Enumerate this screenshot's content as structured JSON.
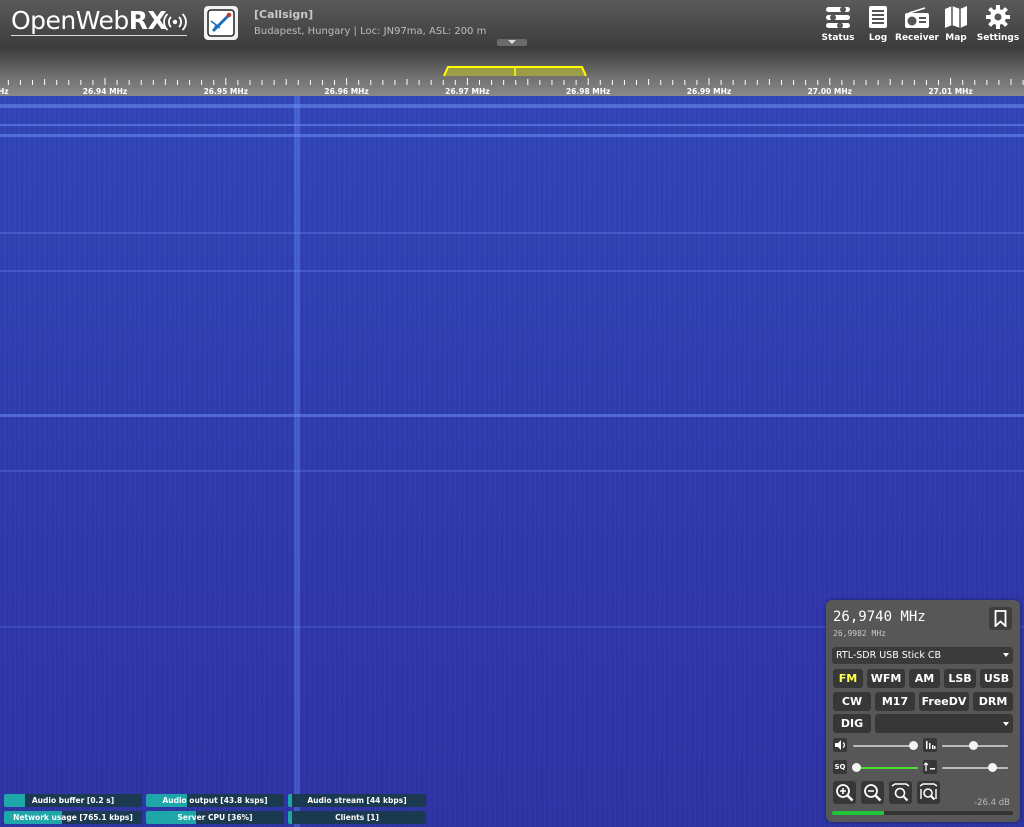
{
  "header": {
    "logo_text_regular": "OpenWeb",
    "logo_text_bold": "RX",
    "receiver_name": "[Callsign]",
    "receiver_description": "Budapest, Hungary | Loc: JN97ma, ASL: 200 m",
    "nav": [
      {
        "label": "Status",
        "icon": "status-icon"
      },
      {
        "label": "Log",
        "icon": "log-icon"
      },
      {
        "label": "Receiver",
        "icon": "radio-icon"
      },
      {
        "label": "Map",
        "icon": "map-icon"
      },
      {
        "label": "Settings",
        "icon": "gear-icon"
      }
    ]
  },
  "scale": {
    "edge_label": "Hz",
    "labels": [
      "26.94 MHz",
      "26.95 MHz",
      "26.96 MHz",
      "26.97 MHz",
      "26.98 MHz",
      "26.99 MHz",
      "27.00 MHz",
      "27.01 MHz"
    ],
    "passband_color": "#ffff00"
  },
  "receiver_panel": {
    "frequency": "26,9740 MHz",
    "offset_frequency": "26,9982 MHz",
    "profile": "RTL-SDR USB Stick CB",
    "modes_row1": [
      "FM",
      "WFM",
      "AM",
      "LSB",
      "USB"
    ],
    "modes_row2": [
      "CW",
      "M17",
      "FreeDV",
      "DRM"
    ],
    "dig_label": "DIG",
    "active_mode": "FM",
    "squelch_label": "SQ",
    "volume_level": 0.93,
    "squelch_level": 0.0,
    "nr_level": 0.55,
    "agc_level": 0.88,
    "smeter_db": "-26.4 dB",
    "smeter_level": 0.29
  },
  "status_bars": [
    {
      "label": "Audio buffer [0.2 s]",
      "level": 0.15
    },
    {
      "label": "Audio output [43.8 ksps]",
      "level": 0.3
    },
    {
      "label": "Audio stream [44 kbps]",
      "level": 0.03
    },
    {
      "label": "Network usage [765.1 kbps]",
      "level": 0.42
    },
    {
      "label": "Server CPU [36%]",
      "level": 0.36
    },
    {
      "label": "Clients [1]",
      "level": 0.03
    }
  ],
  "colors": {
    "waterfall_base": "#2f36a9",
    "accent_yellow": "#ffff50",
    "status_fill": "#1ea6a9",
    "smeter_green": "#20c43a"
  }
}
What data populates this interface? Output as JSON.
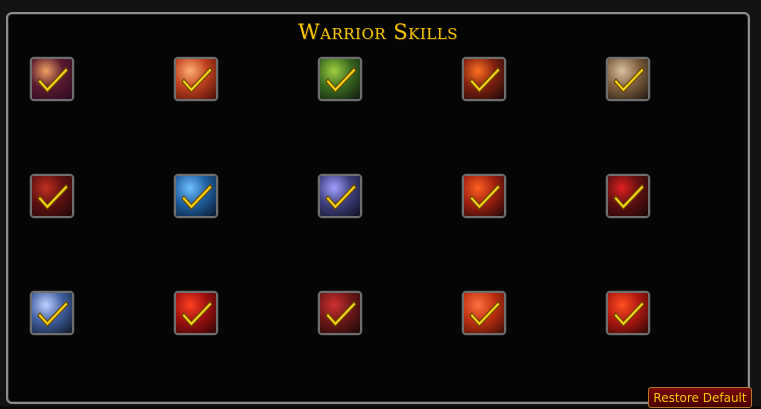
---*---
What is needed:
An exact transcription of all the entries is required, without the pictures.

Result of this task:
Enumerate this screenshot's content as structured JSON.
{
  "header": {
    "logo_text_regular": "OpenWeb",
    "logo_text_bold": "RX",
    "receiver_name": "[Callsign]",
    "receiver_description": "Budapest, Hungary | Loc: JN97ma, ASL: 200 m",
    "nav": [
      {
        "label": "Status",
        "icon": "status-icon"
      },
      {
        "label": "Log",
        "icon": "log-icon"
      },
      {
        "label": "Receiver",
        "icon": "radio-icon"
      },
      {
        "label": "Map",
        "icon": "map-icon"
      },
      {
        "label": "Settings",
        "icon": "gear-icon"
      }
    ]
  },
  "scale": {
    "edge_label": "Hz",
    "labels": [
      "26.94 MHz",
      "26.95 MHz",
      "26.96 MHz",
      "26.97 MHz",
      "26.98 MHz",
      "26.99 MHz",
      "27.00 MHz",
      "27.01 MHz"
    ],
    "passband_color": "#ffff00"
  },
  "receiver_panel": {
    "frequency": "26,9740 MHz",
    "offset_frequency": "26,9982 MHz",
    "profile": "RTL-SDR USB Stick CB",
    "modes_row1": [
      "FM",
      "WFM",
      "AM",
      "LSB",
      "USB"
    ],
    "modes_row2": [
      "CW",
      "M17",
      "FreeDV",
      "DRM"
    ],
    "dig_label": "DIG",
    "active_mode": "FM",
    "squelch_label": "SQ",
    "volume_level": 0.93,
    "squelch_level": 0.0,
    "nr_level": 0.55,
    "agc_level": 0.88,
    "smeter_db": "-26.4 dB",
    "smeter_level": 0.29
  },
  "status_bars": [
    {
      "label": "Audio buffer [0.2 s]",
      "level": 0.15
    },
    {
      "label": "Audio output [43.8 ksps]",
      "level": 0.3
    },
    {
      "label": "Audio stream [44 kbps]",
      "level": 0.03
    },
    {
      "label": "Network usage [765.1 kbps]",
      "level": 0.42
    },
    {
      "label": "Server CPU [36%]",
      "level": 0.36
    },
    {
      "label": "Clients [1]",
      "level": 0.03
    }
  ],
  "colors": {
    "waterfall_base": "#2f36a9",
    "accent_yellow": "#ffff50",
    "status_fill": "#1ea6a9",
    "smeter_green": "#20c43a"
  }
}
What data populates this interface? Output as JSON.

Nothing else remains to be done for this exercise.